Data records
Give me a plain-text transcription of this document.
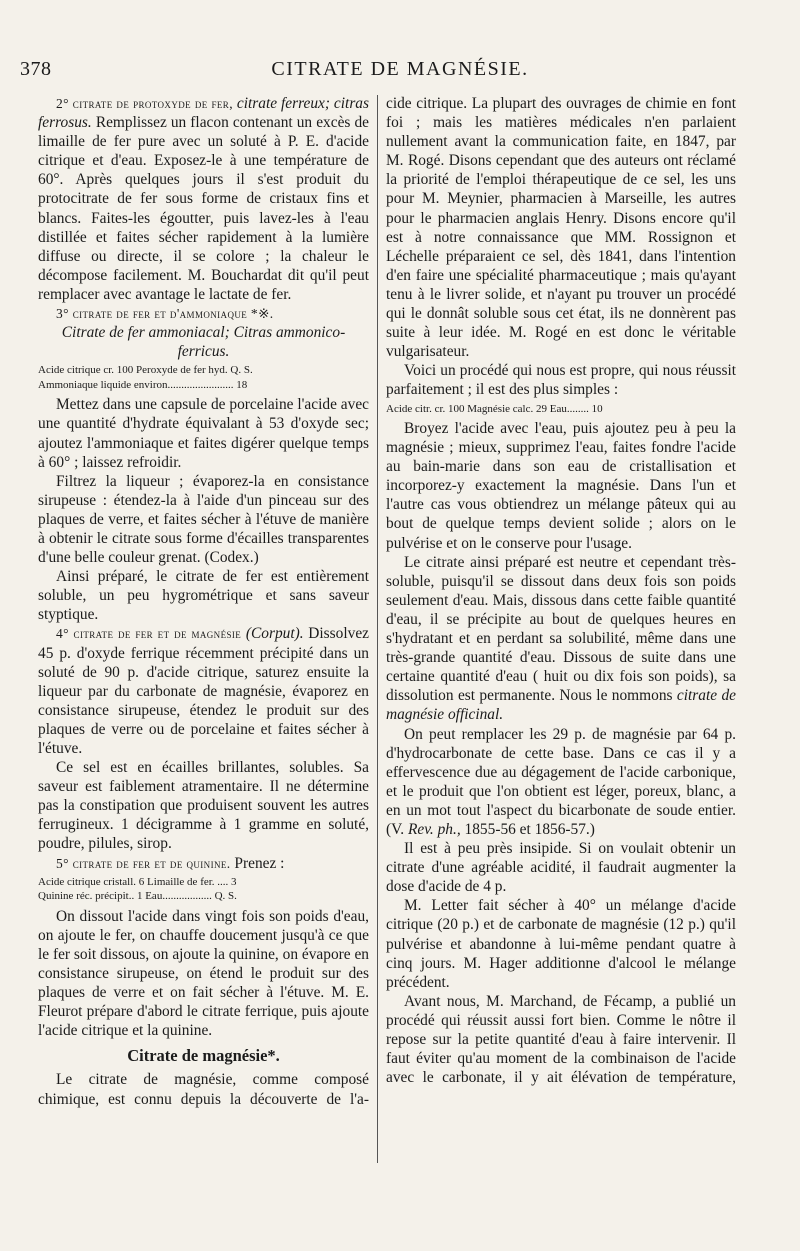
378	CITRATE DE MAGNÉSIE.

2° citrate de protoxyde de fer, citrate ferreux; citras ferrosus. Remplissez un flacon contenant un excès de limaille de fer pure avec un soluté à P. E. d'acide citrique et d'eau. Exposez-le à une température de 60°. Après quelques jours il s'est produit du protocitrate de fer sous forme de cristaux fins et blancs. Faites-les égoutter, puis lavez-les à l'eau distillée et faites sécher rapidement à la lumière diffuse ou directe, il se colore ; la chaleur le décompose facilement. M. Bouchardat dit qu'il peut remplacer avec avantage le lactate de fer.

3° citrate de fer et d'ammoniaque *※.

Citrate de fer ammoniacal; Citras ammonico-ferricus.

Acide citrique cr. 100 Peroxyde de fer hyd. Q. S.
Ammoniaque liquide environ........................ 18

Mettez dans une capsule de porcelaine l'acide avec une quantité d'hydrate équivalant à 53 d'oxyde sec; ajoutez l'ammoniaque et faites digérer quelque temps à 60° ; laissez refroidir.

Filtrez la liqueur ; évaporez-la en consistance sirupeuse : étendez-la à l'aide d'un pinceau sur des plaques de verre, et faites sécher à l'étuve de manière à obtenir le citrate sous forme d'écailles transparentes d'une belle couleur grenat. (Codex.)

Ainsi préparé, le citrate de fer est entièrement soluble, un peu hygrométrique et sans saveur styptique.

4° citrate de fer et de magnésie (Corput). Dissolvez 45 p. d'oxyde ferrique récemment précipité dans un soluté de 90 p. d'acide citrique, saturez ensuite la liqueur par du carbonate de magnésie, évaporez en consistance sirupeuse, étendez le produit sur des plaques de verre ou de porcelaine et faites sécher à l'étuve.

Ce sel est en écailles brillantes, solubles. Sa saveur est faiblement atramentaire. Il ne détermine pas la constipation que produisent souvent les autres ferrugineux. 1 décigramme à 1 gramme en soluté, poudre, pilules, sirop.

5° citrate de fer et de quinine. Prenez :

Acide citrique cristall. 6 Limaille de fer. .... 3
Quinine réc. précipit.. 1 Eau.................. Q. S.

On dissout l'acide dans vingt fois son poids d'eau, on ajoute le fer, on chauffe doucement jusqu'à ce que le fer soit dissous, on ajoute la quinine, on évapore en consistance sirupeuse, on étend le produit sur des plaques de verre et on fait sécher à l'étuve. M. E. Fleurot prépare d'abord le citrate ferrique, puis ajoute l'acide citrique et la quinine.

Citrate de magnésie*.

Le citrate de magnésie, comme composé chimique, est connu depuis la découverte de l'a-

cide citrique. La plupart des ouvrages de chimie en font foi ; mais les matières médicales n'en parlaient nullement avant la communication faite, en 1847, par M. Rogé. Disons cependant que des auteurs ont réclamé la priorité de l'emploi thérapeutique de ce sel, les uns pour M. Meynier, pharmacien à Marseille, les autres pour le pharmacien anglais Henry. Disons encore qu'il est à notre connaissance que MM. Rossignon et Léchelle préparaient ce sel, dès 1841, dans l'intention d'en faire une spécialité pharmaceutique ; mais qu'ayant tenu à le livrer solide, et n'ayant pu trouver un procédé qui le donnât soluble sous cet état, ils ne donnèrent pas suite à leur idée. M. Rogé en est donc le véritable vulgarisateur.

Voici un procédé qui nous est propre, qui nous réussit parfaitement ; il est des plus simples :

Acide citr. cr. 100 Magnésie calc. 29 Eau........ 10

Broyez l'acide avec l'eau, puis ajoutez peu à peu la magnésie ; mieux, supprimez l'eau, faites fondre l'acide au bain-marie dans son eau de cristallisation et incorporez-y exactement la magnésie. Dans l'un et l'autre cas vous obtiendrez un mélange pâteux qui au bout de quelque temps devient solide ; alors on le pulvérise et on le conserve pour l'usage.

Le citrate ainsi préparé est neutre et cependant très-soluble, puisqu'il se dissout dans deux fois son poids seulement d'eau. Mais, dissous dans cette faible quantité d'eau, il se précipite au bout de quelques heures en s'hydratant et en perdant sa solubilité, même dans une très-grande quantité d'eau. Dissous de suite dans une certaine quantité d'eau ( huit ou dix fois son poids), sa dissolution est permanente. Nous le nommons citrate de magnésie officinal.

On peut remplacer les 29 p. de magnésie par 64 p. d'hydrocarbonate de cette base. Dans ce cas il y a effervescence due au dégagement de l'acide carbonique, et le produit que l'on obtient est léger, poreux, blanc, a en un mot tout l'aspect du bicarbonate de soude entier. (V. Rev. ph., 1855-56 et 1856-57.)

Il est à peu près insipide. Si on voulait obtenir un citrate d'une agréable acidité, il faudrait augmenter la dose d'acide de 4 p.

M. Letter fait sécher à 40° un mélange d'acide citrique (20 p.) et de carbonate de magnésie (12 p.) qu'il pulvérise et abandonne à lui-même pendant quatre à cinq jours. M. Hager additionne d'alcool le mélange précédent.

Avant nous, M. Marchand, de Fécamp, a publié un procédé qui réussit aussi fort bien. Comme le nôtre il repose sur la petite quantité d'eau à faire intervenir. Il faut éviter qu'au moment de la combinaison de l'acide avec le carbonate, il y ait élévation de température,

* * *

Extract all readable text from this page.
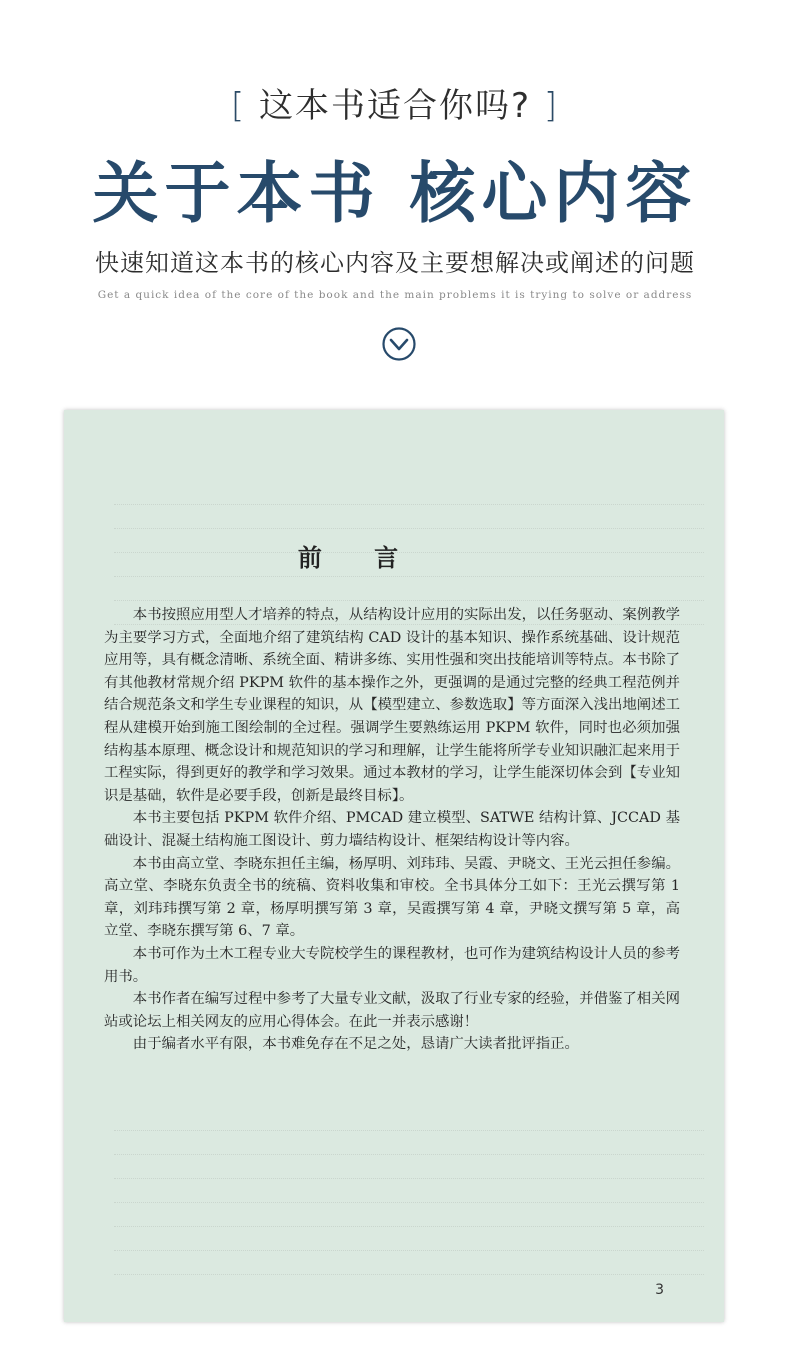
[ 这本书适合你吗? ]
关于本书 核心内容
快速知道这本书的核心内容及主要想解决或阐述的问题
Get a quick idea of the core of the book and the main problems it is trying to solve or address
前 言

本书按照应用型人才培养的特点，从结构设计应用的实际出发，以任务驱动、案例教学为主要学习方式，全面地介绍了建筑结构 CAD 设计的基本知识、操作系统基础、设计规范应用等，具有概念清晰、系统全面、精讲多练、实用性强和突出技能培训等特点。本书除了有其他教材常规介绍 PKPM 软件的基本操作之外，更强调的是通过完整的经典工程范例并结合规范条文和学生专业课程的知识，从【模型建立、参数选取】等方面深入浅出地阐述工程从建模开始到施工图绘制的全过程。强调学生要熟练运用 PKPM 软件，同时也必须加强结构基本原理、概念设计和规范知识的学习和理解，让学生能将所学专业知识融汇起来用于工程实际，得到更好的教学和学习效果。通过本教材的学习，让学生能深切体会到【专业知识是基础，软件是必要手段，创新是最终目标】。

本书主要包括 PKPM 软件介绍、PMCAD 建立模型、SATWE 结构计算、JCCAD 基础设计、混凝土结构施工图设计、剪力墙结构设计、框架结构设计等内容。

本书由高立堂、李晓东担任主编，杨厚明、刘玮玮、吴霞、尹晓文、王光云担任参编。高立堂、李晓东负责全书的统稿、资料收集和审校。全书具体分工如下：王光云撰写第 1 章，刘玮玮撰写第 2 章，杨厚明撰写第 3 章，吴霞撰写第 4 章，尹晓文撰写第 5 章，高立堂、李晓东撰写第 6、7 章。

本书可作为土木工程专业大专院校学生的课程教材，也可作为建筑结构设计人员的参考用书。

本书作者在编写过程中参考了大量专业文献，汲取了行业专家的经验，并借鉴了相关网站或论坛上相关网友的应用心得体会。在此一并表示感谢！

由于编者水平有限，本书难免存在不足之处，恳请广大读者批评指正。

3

## Prompt
Say how many lines contain "température", and give nothing but that number.

## Output for this exercise
2